**WRITTEN PROBLEM:**
Work out how many lines include "colors" and answer with that number only.

◇ ◇ ◇

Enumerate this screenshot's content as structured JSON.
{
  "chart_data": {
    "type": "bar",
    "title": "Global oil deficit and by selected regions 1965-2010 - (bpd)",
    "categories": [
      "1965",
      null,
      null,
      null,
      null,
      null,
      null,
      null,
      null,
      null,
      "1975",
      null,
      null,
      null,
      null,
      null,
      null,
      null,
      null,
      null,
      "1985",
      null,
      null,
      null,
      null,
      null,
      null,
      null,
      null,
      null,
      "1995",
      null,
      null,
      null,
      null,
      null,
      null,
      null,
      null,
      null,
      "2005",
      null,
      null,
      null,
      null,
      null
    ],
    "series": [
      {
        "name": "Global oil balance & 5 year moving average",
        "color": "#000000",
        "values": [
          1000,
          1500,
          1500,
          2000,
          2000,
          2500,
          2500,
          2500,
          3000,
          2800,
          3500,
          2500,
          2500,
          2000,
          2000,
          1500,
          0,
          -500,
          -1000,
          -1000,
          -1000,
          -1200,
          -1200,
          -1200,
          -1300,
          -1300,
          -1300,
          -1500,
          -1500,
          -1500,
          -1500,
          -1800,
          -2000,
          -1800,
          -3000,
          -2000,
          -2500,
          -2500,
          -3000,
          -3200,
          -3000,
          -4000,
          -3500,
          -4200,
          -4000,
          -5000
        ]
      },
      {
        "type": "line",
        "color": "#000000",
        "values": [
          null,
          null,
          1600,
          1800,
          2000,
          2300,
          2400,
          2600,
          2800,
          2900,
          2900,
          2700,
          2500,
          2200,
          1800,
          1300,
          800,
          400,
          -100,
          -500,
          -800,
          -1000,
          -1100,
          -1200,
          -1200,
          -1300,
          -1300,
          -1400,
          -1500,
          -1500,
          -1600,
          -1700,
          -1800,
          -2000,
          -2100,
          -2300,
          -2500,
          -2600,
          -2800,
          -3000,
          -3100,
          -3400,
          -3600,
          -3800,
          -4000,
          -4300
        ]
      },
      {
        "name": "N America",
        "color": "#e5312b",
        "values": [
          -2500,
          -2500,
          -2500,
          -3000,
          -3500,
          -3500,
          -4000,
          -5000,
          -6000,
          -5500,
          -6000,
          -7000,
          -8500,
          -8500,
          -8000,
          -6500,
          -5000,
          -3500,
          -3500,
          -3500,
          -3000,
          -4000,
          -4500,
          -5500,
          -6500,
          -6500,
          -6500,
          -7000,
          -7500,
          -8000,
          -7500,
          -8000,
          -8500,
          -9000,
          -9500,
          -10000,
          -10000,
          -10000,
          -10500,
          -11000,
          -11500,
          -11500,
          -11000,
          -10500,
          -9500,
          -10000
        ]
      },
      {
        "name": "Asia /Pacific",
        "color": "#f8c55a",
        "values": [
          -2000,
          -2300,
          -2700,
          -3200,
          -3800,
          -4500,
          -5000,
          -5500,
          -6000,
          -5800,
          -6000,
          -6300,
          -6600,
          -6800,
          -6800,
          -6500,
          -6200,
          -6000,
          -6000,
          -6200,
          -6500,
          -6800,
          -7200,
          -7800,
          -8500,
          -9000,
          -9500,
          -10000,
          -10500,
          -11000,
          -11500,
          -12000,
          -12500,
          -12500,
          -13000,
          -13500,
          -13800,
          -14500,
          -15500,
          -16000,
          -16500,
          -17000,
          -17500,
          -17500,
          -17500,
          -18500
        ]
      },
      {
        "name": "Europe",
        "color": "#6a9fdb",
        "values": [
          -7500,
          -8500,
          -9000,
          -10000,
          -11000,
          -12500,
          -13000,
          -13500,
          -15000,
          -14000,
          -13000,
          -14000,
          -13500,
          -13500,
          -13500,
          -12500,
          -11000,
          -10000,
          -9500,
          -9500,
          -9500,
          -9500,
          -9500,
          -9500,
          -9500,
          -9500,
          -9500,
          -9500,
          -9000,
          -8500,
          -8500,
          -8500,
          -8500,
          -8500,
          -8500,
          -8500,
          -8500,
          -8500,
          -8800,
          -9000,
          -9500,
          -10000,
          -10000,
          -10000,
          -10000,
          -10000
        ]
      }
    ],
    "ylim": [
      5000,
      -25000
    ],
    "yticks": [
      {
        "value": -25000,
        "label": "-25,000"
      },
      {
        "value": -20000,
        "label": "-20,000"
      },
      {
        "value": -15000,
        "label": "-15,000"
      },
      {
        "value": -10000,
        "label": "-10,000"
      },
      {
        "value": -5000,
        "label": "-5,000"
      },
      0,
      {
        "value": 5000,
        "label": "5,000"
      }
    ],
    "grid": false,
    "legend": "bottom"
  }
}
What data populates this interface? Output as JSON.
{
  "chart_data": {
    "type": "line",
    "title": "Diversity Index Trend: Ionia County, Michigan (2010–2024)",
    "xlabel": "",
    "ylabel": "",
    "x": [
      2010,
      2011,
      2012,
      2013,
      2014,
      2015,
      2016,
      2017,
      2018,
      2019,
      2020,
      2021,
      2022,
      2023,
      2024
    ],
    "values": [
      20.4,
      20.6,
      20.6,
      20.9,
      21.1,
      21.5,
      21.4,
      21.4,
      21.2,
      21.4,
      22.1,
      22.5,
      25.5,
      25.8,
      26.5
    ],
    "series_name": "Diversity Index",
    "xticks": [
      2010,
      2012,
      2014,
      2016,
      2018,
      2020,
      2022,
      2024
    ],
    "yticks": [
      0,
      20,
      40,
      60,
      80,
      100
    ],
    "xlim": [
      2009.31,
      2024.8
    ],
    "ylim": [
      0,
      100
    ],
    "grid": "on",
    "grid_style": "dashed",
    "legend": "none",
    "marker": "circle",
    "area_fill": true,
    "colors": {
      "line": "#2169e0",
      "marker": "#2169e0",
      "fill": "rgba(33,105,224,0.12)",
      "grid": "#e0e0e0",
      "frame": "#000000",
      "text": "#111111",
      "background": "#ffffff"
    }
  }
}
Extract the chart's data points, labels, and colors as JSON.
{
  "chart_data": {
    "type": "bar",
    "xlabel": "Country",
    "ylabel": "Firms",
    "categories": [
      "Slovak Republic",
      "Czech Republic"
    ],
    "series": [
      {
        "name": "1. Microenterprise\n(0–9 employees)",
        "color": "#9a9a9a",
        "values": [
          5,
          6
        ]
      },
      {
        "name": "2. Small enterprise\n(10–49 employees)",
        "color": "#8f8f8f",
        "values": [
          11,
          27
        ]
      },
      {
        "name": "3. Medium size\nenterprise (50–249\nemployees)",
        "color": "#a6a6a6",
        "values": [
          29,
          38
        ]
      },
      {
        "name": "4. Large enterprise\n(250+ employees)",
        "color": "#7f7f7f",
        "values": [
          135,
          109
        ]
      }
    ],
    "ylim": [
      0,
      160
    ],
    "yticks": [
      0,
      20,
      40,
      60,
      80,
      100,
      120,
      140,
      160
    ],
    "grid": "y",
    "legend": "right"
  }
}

◇ ◇ ◇

**EXERCISE OUTPUT:**
2